SHORT PROBLEM —
Restate the full set of records exactly, word for word.

(Dataset rows about figures)
· · · ·

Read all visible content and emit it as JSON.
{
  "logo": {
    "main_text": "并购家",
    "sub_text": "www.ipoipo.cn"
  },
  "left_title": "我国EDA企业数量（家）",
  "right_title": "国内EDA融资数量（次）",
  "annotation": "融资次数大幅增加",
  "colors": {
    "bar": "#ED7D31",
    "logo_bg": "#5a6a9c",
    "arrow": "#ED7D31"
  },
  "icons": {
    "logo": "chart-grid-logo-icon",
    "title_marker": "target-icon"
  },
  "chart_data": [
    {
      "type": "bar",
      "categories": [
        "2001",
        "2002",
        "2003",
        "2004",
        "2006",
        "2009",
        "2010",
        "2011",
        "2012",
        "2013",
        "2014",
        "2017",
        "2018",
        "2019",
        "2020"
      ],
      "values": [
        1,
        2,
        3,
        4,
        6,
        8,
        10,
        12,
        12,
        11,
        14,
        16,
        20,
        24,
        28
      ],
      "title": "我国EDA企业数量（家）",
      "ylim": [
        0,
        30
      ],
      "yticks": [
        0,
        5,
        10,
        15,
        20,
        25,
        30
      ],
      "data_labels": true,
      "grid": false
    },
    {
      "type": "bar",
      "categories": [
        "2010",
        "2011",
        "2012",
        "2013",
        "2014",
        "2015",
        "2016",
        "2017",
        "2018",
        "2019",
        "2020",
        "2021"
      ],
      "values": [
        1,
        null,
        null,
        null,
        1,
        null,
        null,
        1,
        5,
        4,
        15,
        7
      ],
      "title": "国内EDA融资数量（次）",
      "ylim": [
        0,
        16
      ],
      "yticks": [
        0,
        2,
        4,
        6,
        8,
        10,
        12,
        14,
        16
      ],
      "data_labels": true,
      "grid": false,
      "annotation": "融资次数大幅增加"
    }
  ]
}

· · · ·

OUTPUT BELOW —
Read all visible content and emit it as JSON.
{
  "logo": {
    "main_text": "并购家",
    "sub_text": "www.ipoipo.cn"
  },
  "left_title": "我国EDA企业数量（家）",
  "right_title": "国内EDA融资数量（次）",
  "annotation": "融资次数大幅增加",
  "colors": {
    "bar": "#ED7D31",
    "logo_bg": "#5a6a9c",
    "arrow": "#ED7D31"
  },
  "icons": {
    "logo": "chart-grid-logo-icon",
    "title_marker": "target-icon"
  },
  "chart_data": [
    {
      "type": "bar",
      "categories": [
        "2001",
        "2002",
        "2003",
        "2004",
        "2006",
        "2009",
        "2010",
        "2011",
        "2012",
        "2013",
        "2014",
        "2017",
        "2018",
        "2019",
        "2020"
      ],
      "values": [
        1,
        2,
        3,
        4,
        6,
        8,
        10,
        12,
        12,
        11,
        14,
        16,
        20,
        24,
        28
      ],
      "title": "我国EDA企业数量（家）",
      "ylim": [
        0,
        30
      ],
      "yticks": [
        0,
        5,
        10,
        15,
        20,
        25,
        30
      ],
      "data_labels": true,
      "grid": false
    },
    {
      "type": "bar",
      "categories": [
        "2010",
        "2011",
        "2012",
        "2013",
        "2014",
        "2015",
        "2016",
        "2017",
        "2018",
        "2019",
        "2020",
        "2021"
      ],
      "values": [
        1,
        null,
        null,
        null,
        1,
        null,
        null,
        1,
        5,
        4,
        15,
        7
      ],
      "title": "国内EDA融资数量（次）",
      "ylim": [
        0,
        16
      ],
      "yticks": [
        0,
        2,
        4,
        6,
        8,
        10,
        12,
        14,
        16
      ],
      "data_labels": true,
      "grid": false,
      "annotation": "融资次数大幅增加"
    }
  ]
}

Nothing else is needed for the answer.